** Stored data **
^^^^

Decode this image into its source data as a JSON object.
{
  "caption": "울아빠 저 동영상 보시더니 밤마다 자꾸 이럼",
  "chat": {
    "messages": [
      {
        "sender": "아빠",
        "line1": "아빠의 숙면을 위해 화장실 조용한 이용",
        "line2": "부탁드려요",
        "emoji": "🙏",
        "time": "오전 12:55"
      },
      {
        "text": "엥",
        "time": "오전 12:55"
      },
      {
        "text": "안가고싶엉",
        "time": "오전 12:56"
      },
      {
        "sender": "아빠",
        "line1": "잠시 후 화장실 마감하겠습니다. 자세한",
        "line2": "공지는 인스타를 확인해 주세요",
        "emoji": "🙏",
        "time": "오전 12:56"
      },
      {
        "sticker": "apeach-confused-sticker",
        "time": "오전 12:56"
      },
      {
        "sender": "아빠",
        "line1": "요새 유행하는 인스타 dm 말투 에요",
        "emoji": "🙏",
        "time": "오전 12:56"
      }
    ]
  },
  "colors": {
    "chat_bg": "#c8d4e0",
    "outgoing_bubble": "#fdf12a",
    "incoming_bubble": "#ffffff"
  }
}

^^^^

** WRITTEN TASK **
Write out all the lines again, exactly as they are.

** COMPLETED TASK **
Decode this image into its source data as a JSON object.
{
  "caption": "울아빠 저 동영상 보시더니 밤마다 자꾸 이럼",
  "chat": {
    "messages": [
      {
        "sender": "아빠",
        "line1": "아빠의 숙면을 위해 화장실 조용한 이용",
        "line2": "부탁드려요",
        "emoji": "🙏",
        "time": "오전 12:55"
      },
      {
        "text": "엥",
        "time": "오전 12:55"
      },
      {
        "text": "안가고싶엉",
        "time": "오전 12:56"
      },
      {
        "sender": "아빠",
        "line1": "잠시 후 화장실 마감하겠습니다. 자세한",
        "line2": "공지는 인스타를 확인해 주세요",
        "emoji": "🙏",
        "time": "오전 12:56"
      },
      {
        "sticker": "apeach-confused-sticker",
        "time": "오전 12:56"
      },
      {
        "sender": "아빠",
        "line1": "요새 유행하는 인스타 dm 말투 에요",
        "emoji": "🙏",
        "time": "오전 12:56"
      }
    ]
  },
  "colors": {
    "chat_bg": "#c8d4e0",
    "outgoing_bubble": "#fdf12a",
    "incoming_bubble": "#ffffff"
  }
}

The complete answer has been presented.